— start of Task inputs —
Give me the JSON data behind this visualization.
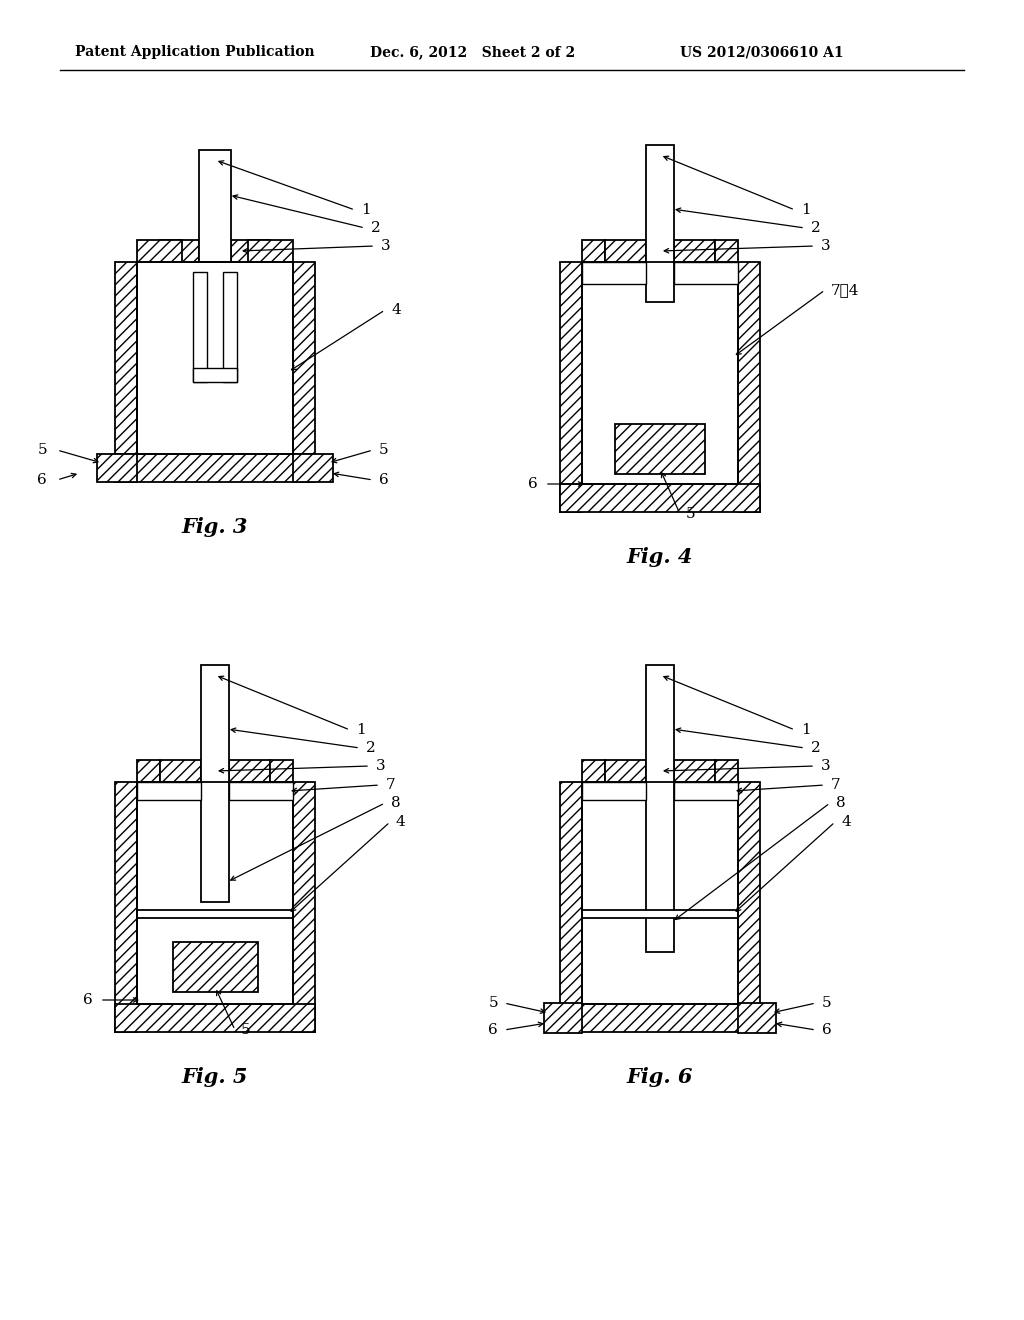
{
  "header_left": "Patent Application Publication",
  "header_mid": "Dec. 6, 2012   Sheet 2 of 2",
  "header_right": "US 2012/0306610 A1",
  "bg_color": "#ffffff",
  "line_color": "#000000"
}
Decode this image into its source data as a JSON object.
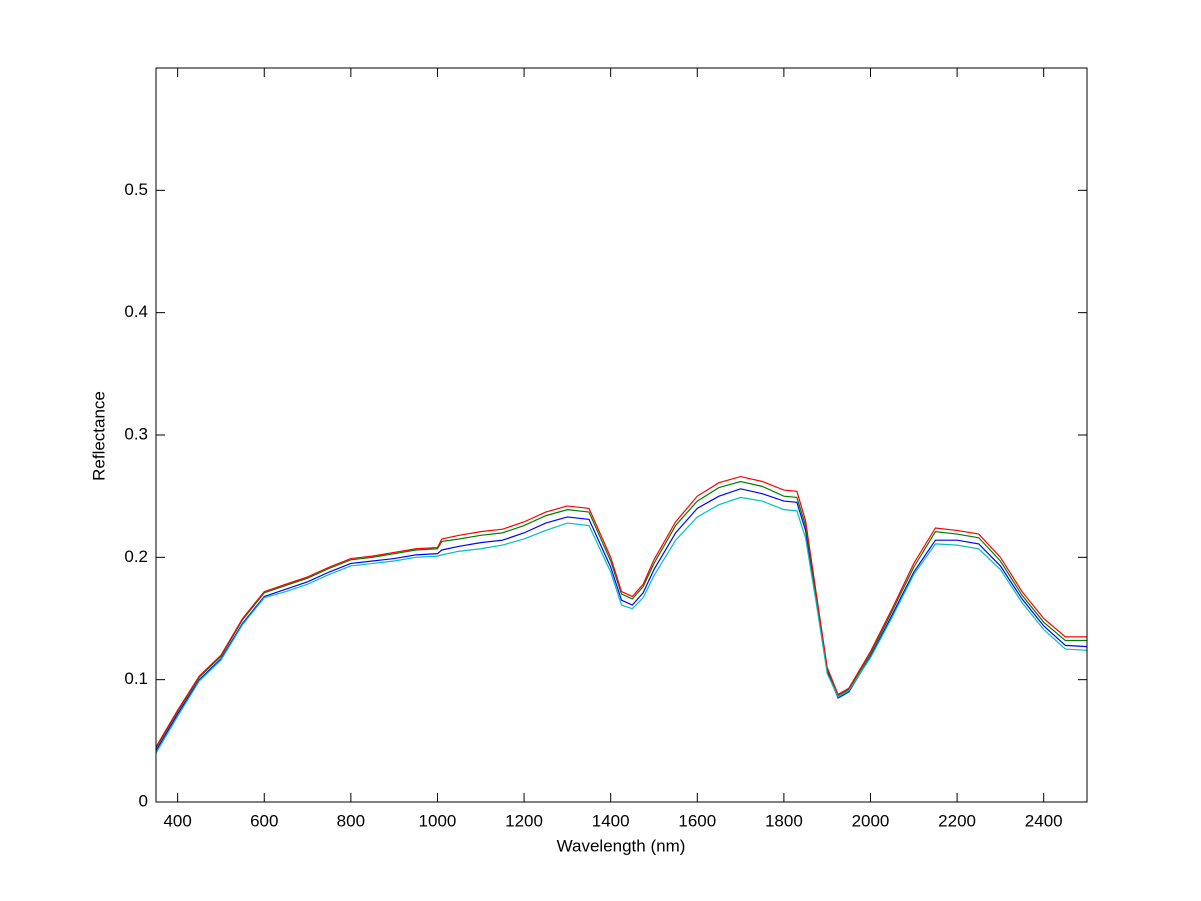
— end of Task inputs —
Written exercise: The pictures should not be reproduced; quote all of the other material exactly.

Expected answer:
Give me the JSON data behind this visualization.
{
  "header_left": "Patent Application Publication",
  "header_mid": "Dec. 6, 2012   Sheet 2 of 2",
  "header_right": "US 2012/0306610 A1",
  "bg_color": "#ffffff",
  "line_color": "#000000"
}
Decode this image into its source data as a JSON object.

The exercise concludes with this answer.